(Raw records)
━━━━━━━━
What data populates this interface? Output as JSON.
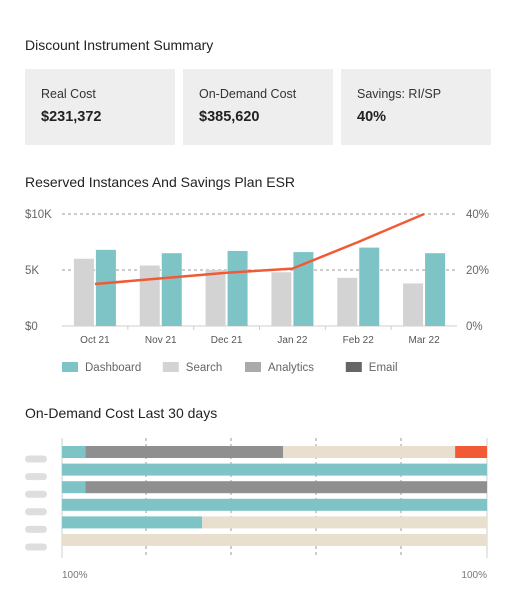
{
  "summary": {
    "title": "Discount Instrument Summary",
    "cards": [
      {
        "label": "Real Cost",
        "value": "$231,372"
      },
      {
        "label": "On-Demand Cost",
        "value": "$385,620"
      },
      {
        "label": "Savings: RI/SP",
        "value": "40%"
      }
    ]
  },
  "chart_data": [
    {
      "type": "bar",
      "title": "Reserved Instances And Savings Plan ESR",
      "categories": [
        "Oct 21",
        "Nov 21",
        "Dec 21",
        "Jan 22",
        "Feb 22",
        "Mar 22"
      ],
      "y_left": {
        "ticks": [
          "$0",
          "5K",
          "$10K"
        ],
        "range": [
          0,
          10000
        ]
      },
      "y_right": {
        "ticks": [
          "0%",
          "20%",
          "40%"
        ],
        "range": [
          0,
          40
        ]
      },
      "series": [
        {
          "name": "Search",
          "type": "bar",
          "color": "#d3d3d3",
          "values": [
            6000,
            5400,
            5000,
            4800,
            4300,
            3800
          ]
        },
        {
          "name": "Dashboard",
          "type": "bar",
          "color": "#7ec4c6",
          "values": [
            6800,
            6500,
            6700,
            6600,
            7000,
            6500
          ]
        },
        {
          "type": "line",
          "axis": "right",
          "color": "#f25a36",
          "values": [
            15,
            17,
            19,
            20.5,
            30,
            40
          ]
        }
      ],
      "legend": {
        "position": "bottom-left",
        "items": [
          {
            "name": "Dashboard",
            "color": "#7ec4c6"
          },
          {
            "name": "Search",
            "color": "#d3d3d3"
          },
          {
            "name": "Analytics",
            "color": "#aaaaaa"
          },
          {
            "name": "Email",
            "color": "#666666"
          }
        ]
      },
      "grid": "dashed-horizontal"
    },
    {
      "type": "bar",
      "orientation": "horizontal-stacked",
      "title": "On-Demand Cost Last 30 days",
      "x_tick_labels": [
        "100%",
        "100%"
      ],
      "rows": [
        {
          "segments": [
            {
              "color": "#7ec4c6",
              "value": 0.055
            },
            {
              "color": "#8f8f8f",
              "value": 0.465
            },
            {
              "color": "#e8dfcf",
              "value": 0.405
            },
            {
              "color": "#f25a36",
              "value": 0.075
            }
          ]
        },
        {
          "segments": [
            {
              "color": "#7ec4c6",
              "value": 1.0
            }
          ]
        },
        {
          "segments": [
            {
              "color": "#7ec4c6",
              "value": 0.055
            },
            {
              "color": "#8f8f8f",
              "value": 0.945
            }
          ]
        },
        {
          "segments": [
            {
              "color": "#7ec4c6",
              "value": 1.0
            }
          ]
        },
        {
          "segments": [
            {
              "color": "#7ec4c6",
              "value": 0.33
            },
            {
              "color": "#e8dfcf",
              "value": 0.67
            }
          ]
        },
        {
          "segments": [
            {
              "color": "#e8dfcf",
              "value": 1.0
            }
          ]
        }
      ]
    }
  ]
}
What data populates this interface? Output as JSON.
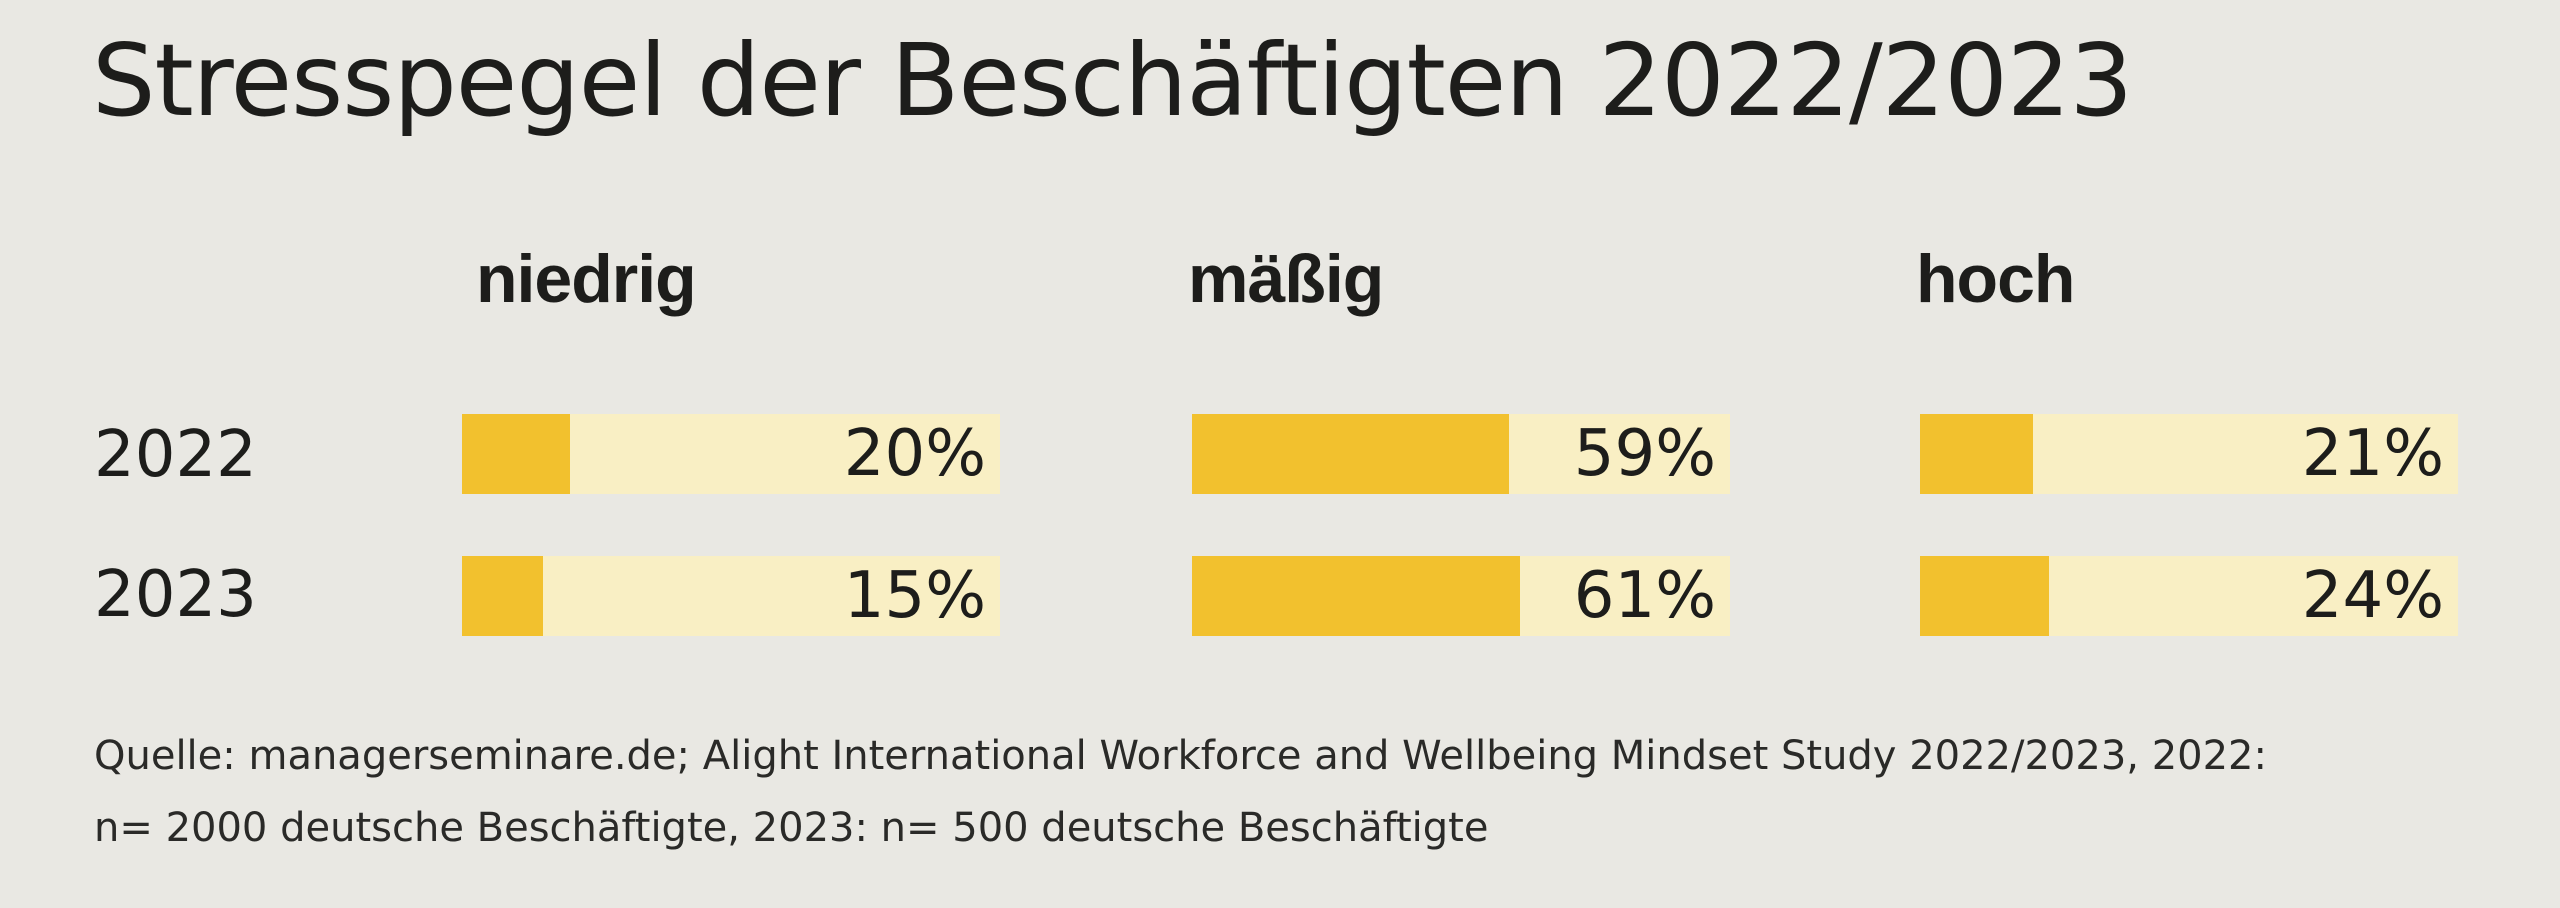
{
  "chart_data": {
    "type": "bar",
    "title": "Stresspegel der Beschäftigten 2022/2023",
    "categories": [
      "niedrig",
      "mäßig",
      "hoch"
    ],
    "series": [
      {
        "name": "2022",
        "values": [
          20,
          59,
          21
        ],
        "labels": [
          "20%",
          "59%",
          "21%"
        ]
      },
      {
        "name": "2023",
        "values": [
          15,
          61,
          24
        ],
        "labels": [
          "15%",
          "61%",
          "24%"
        ]
      }
    ],
    "xlim": [
      0,
      100
    ],
    "unit": "%",
    "colors": {
      "fill": "#f2c12e",
      "track": "#f9efc4",
      "background": "#e9e8e3"
    }
  },
  "source": {
    "line1": "Quelle: managerseminare.de; Alight International Workforce and Wellbeing Mindset Study 2022/2023, 2022:",
    "line2": "n= 2000 deutsche Beschäftigte, 2023: n= 500 deutsche Beschäftigte"
  }
}
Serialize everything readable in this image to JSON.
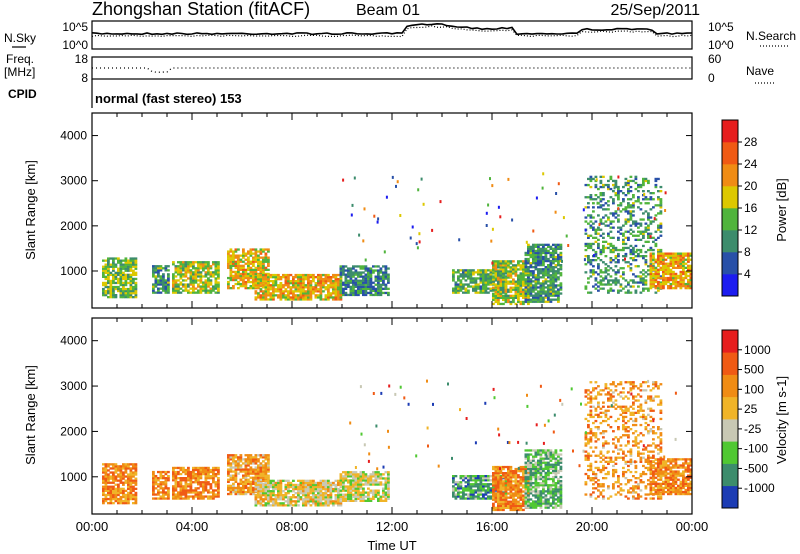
━━━━━━━━
_What you need to do_
Copy the records exactly as they appear, excluding images.

_Task solution_
What data populates this interface? Output as JSON.
{
  "summary": {
    "title": "Discount Instrument Summary",
    "cards": [
      {
        "label": "Real Cost",
        "value": "$231,372"
      },
      {
        "label": "On-Demand Cost",
        "value": "$385,620"
      },
      {
        "label": "Savings: RI/SP",
        "value": "40%"
      }
    ]
  },
  "chart_data": [
    {
      "type": "bar",
      "title": "Reserved Instances And Savings Plan ESR",
      "categories": [
        "Oct 21",
        "Nov 21",
        "Dec 21",
        "Jan 22",
        "Feb 22",
        "Mar 22"
      ],
      "y_left": {
        "ticks": [
          "$0",
          "5K",
          "$10K"
        ],
        "range": [
          0,
          10000
        ]
      },
      "y_right": {
        "ticks": [
          "0%",
          "20%",
          "40%"
        ],
        "range": [
          0,
          40
        ]
      },
      "series": [
        {
          "name": "Search",
          "type": "bar",
          "color": "#d3d3d3",
          "values": [
            6000,
            5400,
            5000,
            4800,
            4300,
            3800
          ]
        },
        {
          "name": "Dashboard",
          "type": "bar",
          "color": "#7ec4c6",
          "values": [
            6800,
            6500,
            6700,
            6600,
            7000,
            6500
          ]
        },
        {
          "type": "line",
          "axis": "right",
          "color": "#f25a36",
          "values": [
            15,
            17,
            19,
            20.5,
            30,
            40
          ]
        }
      ],
      "legend": {
        "position": "bottom-left",
        "items": [
          {
            "name": "Dashboard",
            "color": "#7ec4c6"
          },
          {
            "name": "Search",
            "color": "#d3d3d3"
          },
          {
            "name": "Analytics",
            "color": "#aaaaaa"
          },
          {
            "name": "Email",
            "color": "#666666"
          }
        ]
      },
      "grid": "dashed-horizontal"
    },
    {
      "type": "bar",
      "orientation": "horizontal-stacked",
      "title": "On-Demand Cost Last 30 days",
      "x_tick_labels": [
        "100%",
        "100%"
      ],
      "rows": [
        {
          "segments": [
            {
              "color": "#7ec4c6",
              "value": 0.055
            },
            {
              "color": "#8f8f8f",
              "value": 0.465
            },
            {
              "color": "#e8dfcf",
              "value": 0.405
            },
            {
              "color": "#f25a36",
              "value": 0.075
            }
          ]
        },
        {
          "segments": [
            {
              "color": "#7ec4c6",
              "value": 1.0
            }
          ]
        },
        {
          "segments": [
            {
              "color": "#7ec4c6",
              "value": 0.055
            },
            {
              "color": "#8f8f8f",
              "value": 0.945
            }
          ]
        },
        {
          "segments": [
            {
              "color": "#7ec4c6",
              "value": 1.0
            }
          ]
        },
        {
          "segments": [
            {
              "color": "#7ec4c6",
              "value": 0.33
            },
            {
              "color": "#e8dfcf",
              "value": 0.67
            }
          ]
        },
        {
          "segments": [
            {
              "color": "#e8dfcf",
              "value": 1.0
            }
          ]
        }
      ]
    }
  ]
}
What data populates this interface? Output as JSON.
{
  "chart_data": {
    "type": "bar",
    "title": "Stresspegel der Beschäftigten 2022/2023",
    "categories": [
      "niedrig",
      "mäßig",
      "hoch"
    ],
    "series": [
      {
        "name": "2022",
        "values": [
          20,
          59,
          21
        ],
        "labels": [
          "20%",
          "59%",
          "21%"
        ]
      },
      {
        "name": "2023",
        "values": [
          15,
          61,
          24
        ],
        "labels": [
          "15%",
          "61%",
          "24%"
        ]
      }
    ],
    "xlim": [
      0,
      100
    ],
    "unit": "%",
    "colors": {
      "fill": "#f2c12e",
      "track": "#f9efc4",
      "background": "#e9e8e3"
    }
  },
  "source": {
    "line1": "Quelle: managerseminare.de; Alight International Workforce and Wellbeing Mindset Study 2022/2023, 2022:",
    "line2": "n= 2000 deutsche Beschäftigte, 2023: n= 500 deutsche Beschäftigte"
  }
}
Serialize everything readable in this image to JSON.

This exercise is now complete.